──────── MATERIAL PROVIDED ────────

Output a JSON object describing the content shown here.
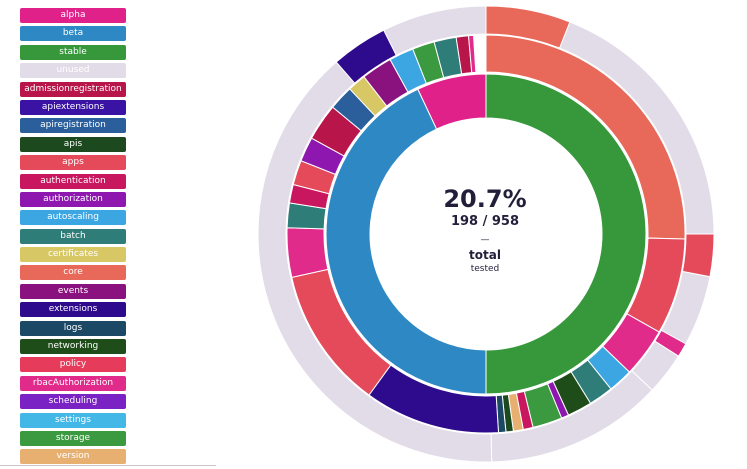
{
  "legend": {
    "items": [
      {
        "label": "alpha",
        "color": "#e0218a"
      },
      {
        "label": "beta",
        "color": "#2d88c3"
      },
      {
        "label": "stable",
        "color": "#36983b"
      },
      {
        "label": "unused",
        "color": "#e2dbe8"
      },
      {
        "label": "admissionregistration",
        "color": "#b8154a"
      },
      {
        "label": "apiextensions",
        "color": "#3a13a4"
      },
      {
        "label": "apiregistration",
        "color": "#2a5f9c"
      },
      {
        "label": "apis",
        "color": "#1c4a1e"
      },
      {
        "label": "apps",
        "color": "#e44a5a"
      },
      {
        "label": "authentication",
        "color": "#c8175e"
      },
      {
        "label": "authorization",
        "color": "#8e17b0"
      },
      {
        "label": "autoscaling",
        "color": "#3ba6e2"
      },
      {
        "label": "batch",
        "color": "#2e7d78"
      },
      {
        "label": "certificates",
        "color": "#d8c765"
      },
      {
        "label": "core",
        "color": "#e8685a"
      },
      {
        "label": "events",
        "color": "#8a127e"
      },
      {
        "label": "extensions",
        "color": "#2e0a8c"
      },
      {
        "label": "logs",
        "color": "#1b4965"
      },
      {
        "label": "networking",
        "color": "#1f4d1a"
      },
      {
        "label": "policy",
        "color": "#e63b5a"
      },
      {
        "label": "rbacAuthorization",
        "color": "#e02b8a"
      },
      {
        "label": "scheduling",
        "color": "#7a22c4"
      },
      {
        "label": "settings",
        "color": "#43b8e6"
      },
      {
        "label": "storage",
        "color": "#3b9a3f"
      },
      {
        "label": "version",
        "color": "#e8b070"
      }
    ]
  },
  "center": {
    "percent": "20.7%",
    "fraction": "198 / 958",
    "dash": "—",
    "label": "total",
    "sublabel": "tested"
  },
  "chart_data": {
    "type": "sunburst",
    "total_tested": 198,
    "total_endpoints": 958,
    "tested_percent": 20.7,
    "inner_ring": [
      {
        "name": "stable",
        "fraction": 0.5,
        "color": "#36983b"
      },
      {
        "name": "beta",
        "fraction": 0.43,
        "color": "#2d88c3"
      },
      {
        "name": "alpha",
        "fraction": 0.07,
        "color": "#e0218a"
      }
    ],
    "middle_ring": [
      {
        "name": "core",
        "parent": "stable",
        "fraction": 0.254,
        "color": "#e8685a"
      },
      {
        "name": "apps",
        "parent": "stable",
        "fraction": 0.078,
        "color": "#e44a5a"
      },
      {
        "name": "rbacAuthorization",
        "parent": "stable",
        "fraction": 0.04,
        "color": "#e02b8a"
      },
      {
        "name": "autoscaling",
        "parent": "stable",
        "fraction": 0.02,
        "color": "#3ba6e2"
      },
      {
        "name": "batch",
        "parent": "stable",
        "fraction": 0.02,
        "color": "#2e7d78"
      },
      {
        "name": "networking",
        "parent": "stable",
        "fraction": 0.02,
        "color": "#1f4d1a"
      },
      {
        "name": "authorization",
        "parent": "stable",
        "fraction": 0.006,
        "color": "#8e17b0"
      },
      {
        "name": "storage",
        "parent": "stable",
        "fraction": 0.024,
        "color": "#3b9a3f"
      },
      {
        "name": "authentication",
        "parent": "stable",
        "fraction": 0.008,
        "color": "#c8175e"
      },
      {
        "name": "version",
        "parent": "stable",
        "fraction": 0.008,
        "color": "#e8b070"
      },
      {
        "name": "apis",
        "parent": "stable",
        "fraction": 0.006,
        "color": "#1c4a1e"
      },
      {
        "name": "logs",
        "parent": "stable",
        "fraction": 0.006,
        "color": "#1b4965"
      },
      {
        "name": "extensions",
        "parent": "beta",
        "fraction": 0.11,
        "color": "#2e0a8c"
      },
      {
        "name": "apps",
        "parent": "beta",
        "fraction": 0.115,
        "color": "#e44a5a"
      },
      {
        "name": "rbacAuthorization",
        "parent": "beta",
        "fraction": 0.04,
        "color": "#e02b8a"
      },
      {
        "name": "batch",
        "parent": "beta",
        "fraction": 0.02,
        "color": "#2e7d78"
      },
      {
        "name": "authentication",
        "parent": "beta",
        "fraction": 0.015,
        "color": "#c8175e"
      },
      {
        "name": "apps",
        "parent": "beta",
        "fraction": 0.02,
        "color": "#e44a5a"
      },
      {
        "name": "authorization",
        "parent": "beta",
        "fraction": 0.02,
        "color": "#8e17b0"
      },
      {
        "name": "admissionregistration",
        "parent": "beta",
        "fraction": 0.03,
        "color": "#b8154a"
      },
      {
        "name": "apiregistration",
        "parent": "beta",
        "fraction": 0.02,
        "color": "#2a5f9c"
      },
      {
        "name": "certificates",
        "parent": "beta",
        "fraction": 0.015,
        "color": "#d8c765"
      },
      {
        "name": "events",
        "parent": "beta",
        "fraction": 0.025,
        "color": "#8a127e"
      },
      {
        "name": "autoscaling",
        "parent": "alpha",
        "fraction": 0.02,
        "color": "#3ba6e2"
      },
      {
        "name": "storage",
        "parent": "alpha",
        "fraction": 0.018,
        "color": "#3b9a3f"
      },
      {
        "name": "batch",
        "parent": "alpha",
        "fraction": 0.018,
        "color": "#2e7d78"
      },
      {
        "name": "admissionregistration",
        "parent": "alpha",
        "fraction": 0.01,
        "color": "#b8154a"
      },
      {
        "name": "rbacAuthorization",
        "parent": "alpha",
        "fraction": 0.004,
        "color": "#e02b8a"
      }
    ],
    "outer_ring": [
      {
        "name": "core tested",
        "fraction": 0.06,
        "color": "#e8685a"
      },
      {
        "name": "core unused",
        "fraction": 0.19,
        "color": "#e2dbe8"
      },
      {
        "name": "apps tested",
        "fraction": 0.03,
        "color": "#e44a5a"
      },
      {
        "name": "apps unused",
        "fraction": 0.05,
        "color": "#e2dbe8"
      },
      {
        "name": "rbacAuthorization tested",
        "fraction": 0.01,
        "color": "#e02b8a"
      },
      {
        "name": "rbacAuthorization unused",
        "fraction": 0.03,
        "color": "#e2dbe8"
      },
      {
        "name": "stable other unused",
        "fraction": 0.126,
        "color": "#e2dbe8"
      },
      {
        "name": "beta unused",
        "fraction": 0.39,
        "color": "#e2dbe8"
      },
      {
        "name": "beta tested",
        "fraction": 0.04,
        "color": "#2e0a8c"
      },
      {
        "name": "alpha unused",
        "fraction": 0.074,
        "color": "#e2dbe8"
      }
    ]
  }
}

────────

> YOUR GOAL
Every line should be retyped exactly, with the pictures omitted.

> THE COMPLETED TASK
Output a JSON object describing the content shown here.
{
  "legend": {
    "items": [
      {
        "label": "alpha",
        "color": "#e0218a"
      },
      {
        "label": "beta",
        "color": "#2d88c3"
      },
      {
        "label": "stable",
        "color": "#36983b"
      },
      {
        "label": "unused",
        "color": "#e2dbe8"
      },
      {
        "label": "admissionregistration",
        "color": "#b8154a"
      },
      {
        "label": "apiextensions",
        "color": "#3a13a4"
      },
      {
        "label": "apiregistration",
        "color": "#2a5f9c"
      },
      {
        "label": "apis",
        "color": "#1c4a1e"
      },
      {
        "label": "apps",
        "color": "#e44a5a"
      },
      {
        "label": "authentication",
        "color": "#c8175e"
      },
      {
        "label": "authorization",
        "color": "#8e17b0"
      },
      {
        "label": "autoscaling",
        "color": "#3ba6e2"
      },
      {
        "label": "batch",
        "color": "#2e7d78"
      },
      {
        "label": "certificates",
        "color": "#d8c765"
      },
      {
        "label": "core",
        "color": "#e8685a"
      },
      {
        "label": "events",
        "color": "#8a127e"
      },
      {
        "label": "extensions",
        "color": "#2e0a8c"
      },
      {
        "label": "logs",
        "color": "#1b4965"
      },
      {
        "label": "networking",
        "color": "#1f4d1a"
      },
      {
        "label": "policy",
        "color": "#e63b5a"
      },
      {
        "label": "rbacAuthorization",
        "color": "#e02b8a"
      },
      {
        "label": "scheduling",
        "color": "#7a22c4"
      },
      {
        "label": "settings",
        "color": "#43b8e6"
      },
      {
        "label": "storage",
        "color": "#3b9a3f"
      },
      {
        "label": "version",
        "color": "#e8b070"
      }
    ]
  },
  "center": {
    "percent": "20.7%",
    "fraction": "198 / 958",
    "dash": "—",
    "label": "total",
    "sublabel": "tested"
  },
  "chart_data": {
    "type": "sunburst",
    "total_tested": 198,
    "total_endpoints": 958,
    "tested_percent": 20.7,
    "inner_ring": [
      {
        "name": "stable",
        "fraction": 0.5,
        "color": "#36983b"
      },
      {
        "name": "beta",
        "fraction": 0.43,
        "color": "#2d88c3"
      },
      {
        "name": "alpha",
        "fraction": 0.07,
        "color": "#e0218a"
      }
    ],
    "middle_ring": [
      {
        "name": "core",
        "parent": "stable",
        "fraction": 0.254,
        "color": "#e8685a"
      },
      {
        "name": "apps",
        "parent": "stable",
        "fraction": 0.078,
        "color": "#e44a5a"
      },
      {
        "name": "rbacAuthorization",
        "parent": "stable",
        "fraction": 0.04,
        "color": "#e02b8a"
      },
      {
        "name": "autoscaling",
        "parent": "stable",
        "fraction": 0.02,
        "color": "#3ba6e2"
      },
      {
        "name": "batch",
        "parent": "stable",
        "fraction": 0.02,
        "color": "#2e7d78"
      },
      {
        "name": "networking",
        "parent": "stable",
        "fraction": 0.02,
        "color": "#1f4d1a"
      },
      {
        "name": "authorization",
        "parent": "stable",
        "fraction": 0.006,
        "color": "#8e17b0"
      },
      {
        "name": "storage",
        "parent": "stable",
        "fraction": 0.024,
        "color": "#3b9a3f"
      },
      {
        "name": "authentication",
        "parent": "stable",
        "fraction": 0.008,
        "color": "#c8175e"
      },
      {
        "name": "version",
        "parent": "stable",
        "fraction": 0.008,
        "color": "#e8b070"
      },
      {
        "name": "apis",
        "parent": "stable",
        "fraction": 0.006,
        "color": "#1c4a1e"
      },
      {
        "name": "logs",
        "parent": "stable",
        "fraction": 0.006,
        "color": "#1b4965"
      },
      {
        "name": "extensions",
        "parent": "beta",
        "fraction": 0.11,
        "color": "#2e0a8c"
      },
      {
        "name": "apps",
        "parent": "beta",
        "fraction": 0.115,
        "color": "#e44a5a"
      },
      {
        "name": "rbacAuthorization",
        "parent": "beta",
        "fraction": 0.04,
        "color": "#e02b8a"
      },
      {
        "name": "batch",
        "parent": "beta",
        "fraction": 0.02,
        "color": "#2e7d78"
      },
      {
        "name": "authentication",
        "parent": "beta",
        "fraction": 0.015,
        "color": "#c8175e"
      },
      {
        "name": "apps",
        "parent": "beta",
        "fraction": 0.02,
        "color": "#e44a5a"
      },
      {
        "name": "authorization",
        "parent": "beta",
        "fraction": 0.02,
        "color": "#8e17b0"
      },
      {
        "name": "admissionregistration",
        "parent": "beta",
        "fraction": 0.03,
        "color": "#b8154a"
      },
      {
        "name": "apiregistration",
        "parent": "beta",
        "fraction": 0.02,
        "color": "#2a5f9c"
      },
      {
        "name": "certificates",
        "parent": "beta",
        "fraction": 0.015,
        "color": "#d8c765"
      },
      {
        "name": "events",
        "parent": "beta",
        "fraction": 0.025,
        "color": "#8a127e"
      },
      {
        "name": "autoscaling",
        "parent": "alpha",
        "fraction": 0.02,
        "color": "#3ba6e2"
      },
      {
        "name": "storage",
        "parent": "alpha",
        "fraction": 0.018,
        "color": "#3b9a3f"
      },
      {
        "name": "batch",
        "parent": "alpha",
        "fraction": 0.018,
        "color": "#2e7d78"
      },
      {
        "name": "admissionregistration",
        "parent": "alpha",
        "fraction": 0.01,
        "color": "#b8154a"
      },
      {
        "name": "rbacAuthorization",
        "parent": "alpha",
        "fraction": 0.004,
        "color": "#e02b8a"
      }
    ],
    "outer_ring": [
      {
        "name": "core tested",
        "fraction": 0.06,
        "color": "#e8685a"
      },
      {
        "name": "core unused",
        "fraction": 0.19,
        "color": "#e2dbe8"
      },
      {
        "name": "apps tested",
        "fraction": 0.03,
        "color": "#e44a5a"
      },
      {
        "name": "apps unused",
        "fraction": 0.05,
        "color": "#e2dbe8"
      },
      {
        "name": "rbacAuthorization tested",
        "fraction": 0.01,
        "color": "#e02b8a"
      },
      {
        "name": "rbacAuthorization unused",
        "fraction": 0.03,
        "color": "#e2dbe8"
      },
      {
        "name": "stable other unused",
        "fraction": 0.126,
        "color": "#e2dbe8"
      },
      {
        "name": "beta unused",
        "fraction": 0.39,
        "color": "#e2dbe8"
      },
      {
        "name": "beta tested",
        "fraction": 0.04,
        "color": "#2e0a8c"
      },
      {
        "name": "alpha unused",
        "fraction": 0.074,
        "color": "#e2dbe8"
      }
    ]
  }
}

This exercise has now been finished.